■ Aim ■
Return a copy of every line in the records that includes the word "származó".

(Stored items)
* START *

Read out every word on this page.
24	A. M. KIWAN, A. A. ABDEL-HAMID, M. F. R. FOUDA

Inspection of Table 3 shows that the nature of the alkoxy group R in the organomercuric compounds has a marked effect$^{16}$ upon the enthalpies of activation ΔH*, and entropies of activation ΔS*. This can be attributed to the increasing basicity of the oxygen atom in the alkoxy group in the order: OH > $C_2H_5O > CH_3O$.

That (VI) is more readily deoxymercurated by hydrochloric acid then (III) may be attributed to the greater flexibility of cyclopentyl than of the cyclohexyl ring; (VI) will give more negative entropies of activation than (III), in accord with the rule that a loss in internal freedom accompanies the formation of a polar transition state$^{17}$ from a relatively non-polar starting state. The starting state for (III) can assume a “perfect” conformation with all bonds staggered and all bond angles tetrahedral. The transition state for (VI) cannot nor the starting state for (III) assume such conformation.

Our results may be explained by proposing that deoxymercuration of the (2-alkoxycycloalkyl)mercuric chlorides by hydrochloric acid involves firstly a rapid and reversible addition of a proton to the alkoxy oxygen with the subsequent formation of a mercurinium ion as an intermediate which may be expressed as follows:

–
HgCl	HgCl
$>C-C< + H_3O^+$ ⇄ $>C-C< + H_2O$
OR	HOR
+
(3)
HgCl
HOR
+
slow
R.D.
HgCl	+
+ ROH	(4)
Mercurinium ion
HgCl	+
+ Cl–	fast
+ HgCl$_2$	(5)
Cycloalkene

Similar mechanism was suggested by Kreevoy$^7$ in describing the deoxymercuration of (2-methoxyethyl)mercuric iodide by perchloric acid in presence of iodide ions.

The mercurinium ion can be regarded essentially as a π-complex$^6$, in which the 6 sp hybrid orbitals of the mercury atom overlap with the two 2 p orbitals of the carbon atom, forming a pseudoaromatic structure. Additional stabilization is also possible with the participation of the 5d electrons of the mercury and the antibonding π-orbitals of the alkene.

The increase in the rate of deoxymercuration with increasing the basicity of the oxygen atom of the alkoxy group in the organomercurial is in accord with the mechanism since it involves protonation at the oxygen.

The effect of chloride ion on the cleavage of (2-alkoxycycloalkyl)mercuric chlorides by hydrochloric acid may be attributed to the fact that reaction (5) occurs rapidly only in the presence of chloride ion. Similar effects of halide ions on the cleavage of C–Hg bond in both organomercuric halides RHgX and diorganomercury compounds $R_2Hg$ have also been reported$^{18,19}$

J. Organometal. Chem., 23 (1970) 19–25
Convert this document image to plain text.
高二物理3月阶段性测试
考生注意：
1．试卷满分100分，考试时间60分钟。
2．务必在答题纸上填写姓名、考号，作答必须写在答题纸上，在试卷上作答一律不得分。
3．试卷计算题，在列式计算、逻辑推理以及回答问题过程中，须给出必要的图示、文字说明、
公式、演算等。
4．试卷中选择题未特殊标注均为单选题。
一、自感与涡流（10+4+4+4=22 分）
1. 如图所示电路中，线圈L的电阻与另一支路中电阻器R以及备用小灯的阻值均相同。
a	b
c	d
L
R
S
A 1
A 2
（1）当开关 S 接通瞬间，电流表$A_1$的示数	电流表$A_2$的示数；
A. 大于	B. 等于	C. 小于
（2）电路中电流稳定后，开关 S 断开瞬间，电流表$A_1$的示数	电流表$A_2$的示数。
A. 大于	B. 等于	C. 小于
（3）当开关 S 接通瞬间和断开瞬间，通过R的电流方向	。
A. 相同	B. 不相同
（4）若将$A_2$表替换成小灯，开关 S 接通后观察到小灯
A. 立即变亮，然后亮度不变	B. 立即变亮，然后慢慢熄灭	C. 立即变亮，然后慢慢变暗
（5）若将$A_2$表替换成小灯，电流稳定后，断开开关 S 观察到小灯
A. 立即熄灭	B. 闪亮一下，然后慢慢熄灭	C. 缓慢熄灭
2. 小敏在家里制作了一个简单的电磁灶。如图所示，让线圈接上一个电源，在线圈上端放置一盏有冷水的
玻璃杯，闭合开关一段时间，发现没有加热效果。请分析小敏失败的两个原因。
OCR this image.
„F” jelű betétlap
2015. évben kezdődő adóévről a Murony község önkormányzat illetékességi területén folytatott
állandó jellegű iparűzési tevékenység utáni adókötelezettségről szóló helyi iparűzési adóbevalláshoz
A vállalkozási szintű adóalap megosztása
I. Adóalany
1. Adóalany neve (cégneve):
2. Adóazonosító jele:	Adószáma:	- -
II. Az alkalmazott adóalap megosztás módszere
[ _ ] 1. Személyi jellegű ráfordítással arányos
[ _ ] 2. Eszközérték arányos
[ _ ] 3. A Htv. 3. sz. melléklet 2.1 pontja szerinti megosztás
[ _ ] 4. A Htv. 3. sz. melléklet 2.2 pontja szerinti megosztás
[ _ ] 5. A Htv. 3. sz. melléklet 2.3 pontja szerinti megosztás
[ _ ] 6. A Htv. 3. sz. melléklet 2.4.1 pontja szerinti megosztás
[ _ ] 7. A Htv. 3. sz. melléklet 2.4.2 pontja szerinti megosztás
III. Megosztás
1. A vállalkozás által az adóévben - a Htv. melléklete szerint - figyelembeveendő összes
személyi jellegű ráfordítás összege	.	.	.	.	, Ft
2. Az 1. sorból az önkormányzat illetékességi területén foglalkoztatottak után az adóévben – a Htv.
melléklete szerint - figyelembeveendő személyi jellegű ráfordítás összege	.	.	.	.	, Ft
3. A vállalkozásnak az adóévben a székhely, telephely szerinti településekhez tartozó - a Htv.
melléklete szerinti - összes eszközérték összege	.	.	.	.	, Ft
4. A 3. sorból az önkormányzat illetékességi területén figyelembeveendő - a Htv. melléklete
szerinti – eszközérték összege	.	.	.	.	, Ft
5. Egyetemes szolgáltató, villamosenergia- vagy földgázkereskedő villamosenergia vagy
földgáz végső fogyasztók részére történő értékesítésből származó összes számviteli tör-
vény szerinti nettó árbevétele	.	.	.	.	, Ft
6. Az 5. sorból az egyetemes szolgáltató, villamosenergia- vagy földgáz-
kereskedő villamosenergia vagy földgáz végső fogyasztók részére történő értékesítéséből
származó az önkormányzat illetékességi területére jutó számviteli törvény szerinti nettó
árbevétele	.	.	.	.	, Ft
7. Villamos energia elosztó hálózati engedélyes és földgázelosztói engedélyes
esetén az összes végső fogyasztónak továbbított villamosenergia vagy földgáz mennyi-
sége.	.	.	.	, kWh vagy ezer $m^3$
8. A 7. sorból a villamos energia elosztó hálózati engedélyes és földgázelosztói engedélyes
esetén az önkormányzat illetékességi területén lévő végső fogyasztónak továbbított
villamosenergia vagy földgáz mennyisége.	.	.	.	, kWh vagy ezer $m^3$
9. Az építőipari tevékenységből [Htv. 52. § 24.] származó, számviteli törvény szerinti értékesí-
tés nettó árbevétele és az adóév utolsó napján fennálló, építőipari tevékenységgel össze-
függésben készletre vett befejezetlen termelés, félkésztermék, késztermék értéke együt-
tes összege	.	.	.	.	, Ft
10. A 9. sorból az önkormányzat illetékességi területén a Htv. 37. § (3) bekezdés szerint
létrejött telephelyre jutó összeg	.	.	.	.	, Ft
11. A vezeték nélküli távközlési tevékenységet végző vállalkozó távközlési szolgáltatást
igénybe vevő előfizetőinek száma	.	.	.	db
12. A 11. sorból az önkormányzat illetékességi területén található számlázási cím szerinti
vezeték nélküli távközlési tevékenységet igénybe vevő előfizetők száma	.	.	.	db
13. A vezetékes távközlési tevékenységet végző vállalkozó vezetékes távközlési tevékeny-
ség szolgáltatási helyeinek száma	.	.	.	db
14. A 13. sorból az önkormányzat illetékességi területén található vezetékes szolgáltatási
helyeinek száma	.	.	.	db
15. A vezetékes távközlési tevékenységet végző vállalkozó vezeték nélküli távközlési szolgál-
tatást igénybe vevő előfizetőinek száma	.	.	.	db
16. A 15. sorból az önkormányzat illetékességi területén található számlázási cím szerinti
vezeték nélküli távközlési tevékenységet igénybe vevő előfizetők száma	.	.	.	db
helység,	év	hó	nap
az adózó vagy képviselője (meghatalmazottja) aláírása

* END *

■ Response ■
földgáz végső fogyasztók részére történő értékesítésből származó összes számviteli tör-
származó az önkormányzat illetékességi területére jutó számviteli törvény szerinti nettó
9. Az építőipari tevékenységből [Htv. 52. § 24.] származó, számviteli törvény szerinti értékesí-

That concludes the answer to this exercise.